(Element box listing)
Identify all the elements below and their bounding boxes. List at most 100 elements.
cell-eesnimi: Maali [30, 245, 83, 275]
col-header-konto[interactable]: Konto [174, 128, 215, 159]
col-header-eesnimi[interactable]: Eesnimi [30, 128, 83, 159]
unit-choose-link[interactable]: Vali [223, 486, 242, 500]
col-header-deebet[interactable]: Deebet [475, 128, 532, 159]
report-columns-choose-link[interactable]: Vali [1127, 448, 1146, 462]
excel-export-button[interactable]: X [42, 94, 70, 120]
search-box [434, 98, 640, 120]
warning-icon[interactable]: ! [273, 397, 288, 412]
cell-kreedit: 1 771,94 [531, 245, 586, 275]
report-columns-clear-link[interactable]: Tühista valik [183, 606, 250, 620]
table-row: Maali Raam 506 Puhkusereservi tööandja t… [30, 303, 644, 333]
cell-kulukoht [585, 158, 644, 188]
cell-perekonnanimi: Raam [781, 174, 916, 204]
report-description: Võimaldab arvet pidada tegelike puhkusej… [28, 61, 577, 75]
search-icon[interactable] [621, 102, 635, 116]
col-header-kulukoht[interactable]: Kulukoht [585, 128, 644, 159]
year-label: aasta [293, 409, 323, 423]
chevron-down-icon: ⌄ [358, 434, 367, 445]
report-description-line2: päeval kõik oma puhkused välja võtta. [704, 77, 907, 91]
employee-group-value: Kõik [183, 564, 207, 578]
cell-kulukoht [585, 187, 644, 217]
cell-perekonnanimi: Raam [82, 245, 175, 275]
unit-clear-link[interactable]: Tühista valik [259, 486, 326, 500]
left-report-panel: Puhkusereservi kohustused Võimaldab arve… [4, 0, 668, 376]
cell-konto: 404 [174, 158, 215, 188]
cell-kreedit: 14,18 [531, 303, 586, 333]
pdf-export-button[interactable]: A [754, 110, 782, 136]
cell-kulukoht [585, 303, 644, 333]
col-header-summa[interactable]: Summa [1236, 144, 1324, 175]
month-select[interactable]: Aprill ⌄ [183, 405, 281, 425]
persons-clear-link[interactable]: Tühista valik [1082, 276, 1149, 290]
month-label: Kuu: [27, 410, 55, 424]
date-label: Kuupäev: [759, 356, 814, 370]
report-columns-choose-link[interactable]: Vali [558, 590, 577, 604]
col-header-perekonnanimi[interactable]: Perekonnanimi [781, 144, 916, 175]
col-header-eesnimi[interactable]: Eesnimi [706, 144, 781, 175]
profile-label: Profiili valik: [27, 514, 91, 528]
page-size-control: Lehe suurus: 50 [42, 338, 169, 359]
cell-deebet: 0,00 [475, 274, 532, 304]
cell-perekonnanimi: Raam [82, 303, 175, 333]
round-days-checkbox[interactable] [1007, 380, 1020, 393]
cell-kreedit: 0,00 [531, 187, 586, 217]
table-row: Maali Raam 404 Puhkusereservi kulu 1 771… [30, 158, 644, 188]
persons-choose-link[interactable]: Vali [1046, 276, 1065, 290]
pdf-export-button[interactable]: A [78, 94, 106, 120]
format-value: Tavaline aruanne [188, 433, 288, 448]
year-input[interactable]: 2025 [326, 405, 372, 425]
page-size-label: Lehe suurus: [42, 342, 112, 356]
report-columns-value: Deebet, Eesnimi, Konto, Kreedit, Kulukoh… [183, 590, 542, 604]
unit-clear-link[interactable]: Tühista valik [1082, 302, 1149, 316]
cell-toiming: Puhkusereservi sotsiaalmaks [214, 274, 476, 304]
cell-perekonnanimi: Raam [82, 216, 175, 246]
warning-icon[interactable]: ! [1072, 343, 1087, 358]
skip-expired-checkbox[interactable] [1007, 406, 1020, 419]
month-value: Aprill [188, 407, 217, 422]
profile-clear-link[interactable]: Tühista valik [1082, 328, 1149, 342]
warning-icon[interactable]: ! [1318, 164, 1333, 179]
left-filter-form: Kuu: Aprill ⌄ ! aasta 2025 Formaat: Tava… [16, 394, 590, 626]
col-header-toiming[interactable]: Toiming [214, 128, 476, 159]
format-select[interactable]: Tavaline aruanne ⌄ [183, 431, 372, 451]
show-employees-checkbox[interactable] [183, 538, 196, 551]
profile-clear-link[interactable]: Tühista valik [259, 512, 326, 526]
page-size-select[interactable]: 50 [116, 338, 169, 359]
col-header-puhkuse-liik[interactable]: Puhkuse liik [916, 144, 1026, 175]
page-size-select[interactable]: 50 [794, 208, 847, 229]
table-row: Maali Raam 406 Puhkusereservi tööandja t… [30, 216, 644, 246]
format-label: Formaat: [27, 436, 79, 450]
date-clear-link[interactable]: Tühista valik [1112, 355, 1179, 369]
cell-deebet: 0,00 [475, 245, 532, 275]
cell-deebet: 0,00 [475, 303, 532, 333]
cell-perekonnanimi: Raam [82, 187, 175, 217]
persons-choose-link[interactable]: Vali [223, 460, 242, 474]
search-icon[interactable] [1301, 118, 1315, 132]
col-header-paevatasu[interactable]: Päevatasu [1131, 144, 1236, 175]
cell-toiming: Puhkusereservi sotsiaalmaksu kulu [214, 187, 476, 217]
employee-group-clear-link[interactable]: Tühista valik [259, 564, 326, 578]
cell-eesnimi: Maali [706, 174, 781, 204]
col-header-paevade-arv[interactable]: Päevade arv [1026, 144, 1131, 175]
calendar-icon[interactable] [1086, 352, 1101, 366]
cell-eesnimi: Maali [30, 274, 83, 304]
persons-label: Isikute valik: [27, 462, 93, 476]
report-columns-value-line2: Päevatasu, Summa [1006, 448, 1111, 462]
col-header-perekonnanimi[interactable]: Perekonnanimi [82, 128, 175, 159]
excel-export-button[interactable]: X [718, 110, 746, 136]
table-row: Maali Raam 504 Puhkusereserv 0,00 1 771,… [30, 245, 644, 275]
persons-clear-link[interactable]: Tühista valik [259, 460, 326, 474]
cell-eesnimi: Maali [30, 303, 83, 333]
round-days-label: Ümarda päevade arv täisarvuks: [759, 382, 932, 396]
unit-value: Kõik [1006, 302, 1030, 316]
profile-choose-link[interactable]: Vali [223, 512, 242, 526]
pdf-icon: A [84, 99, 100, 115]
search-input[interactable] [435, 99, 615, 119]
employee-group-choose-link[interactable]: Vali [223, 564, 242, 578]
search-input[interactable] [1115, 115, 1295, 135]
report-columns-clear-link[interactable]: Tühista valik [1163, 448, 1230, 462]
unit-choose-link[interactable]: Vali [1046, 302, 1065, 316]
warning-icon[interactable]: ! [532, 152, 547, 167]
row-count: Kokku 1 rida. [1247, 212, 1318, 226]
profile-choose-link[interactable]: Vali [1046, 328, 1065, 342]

### REQUEST
Return the lines of the listing exactly as they appear, from its first line through the line containing "month-select[interactable]: Aprill ⌄", with both ends included.

### RESPONSE TO THIS EXERCISE
Identify all the elements below and their bounding boxes. List at most 100 elements.
cell-eesnimi: Maali [30, 245, 83, 275]
col-header-konto[interactable]: Konto [174, 128, 215, 159]
col-header-eesnimi[interactable]: Eesnimi [30, 128, 83, 159]
unit-choose-link[interactable]: Vali [223, 486, 242, 500]
col-header-deebet[interactable]: Deebet [475, 128, 532, 159]
report-columns-choose-link[interactable]: Vali [1127, 448, 1146, 462]
excel-export-button[interactable]: X [42, 94, 70, 120]
search-box [434, 98, 640, 120]
warning-icon[interactable]: ! [273, 397, 288, 412]
cell-kreedit: 1 771,94 [531, 245, 586, 275]
report-columns-clear-link[interactable]: Tühista valik [183, 606, 250, 620]
table-row: Maali Raam 506 Puhkusereservi tööandja t… [30, 303, 644, 333]
cell-kulukoht [585, 158, 644, 188]
cell-perekonnanimi: Raam [781, 174, 916, 204]
report-description: Võimaldab arvet pidada tegelike puhkusej… [28, 61, 577, 75]
search-icon[interactable] [621, 102, 635, 116]
col-header-kulukoht[interactable]: Kulukoht [585, 128, 644, 159]
year-label: aasta [293, 409, 323, 423]
chevron-down-icon: ⌄ [358, 434, 367, 445]
report-description-line2: päeval kõik oma puhkused välja võtta. [704, 77, 907, 91]
employee-group-value: Kõik [183, 564, 207, 578]
cell-kulukoht [585, 187, 644, 217]
cell-perekonnanimi: Raam [82, 245, 175, 275]
unit-clear-link[interactable]: Tühista valik [259, 486, 326, 500]
left-report-panel: Puhkusereservi kohustused Võimaldab arve… [4, 0, 668, 376]
cell-konto: 404 [174, 158, 215, 188]
cell-kreedit: 14,18 [531, 303, 586, 333]
pdf-export-button[interactable]: A [754, 110, 782, 136]
cell-kulukoht [585, 303, 644, 333]
col-header-summa[interactable]: Summa [1236, 144, 1324, 175]
month-select[interactable]: Aprill ⌄ [183, 405, 281, 425]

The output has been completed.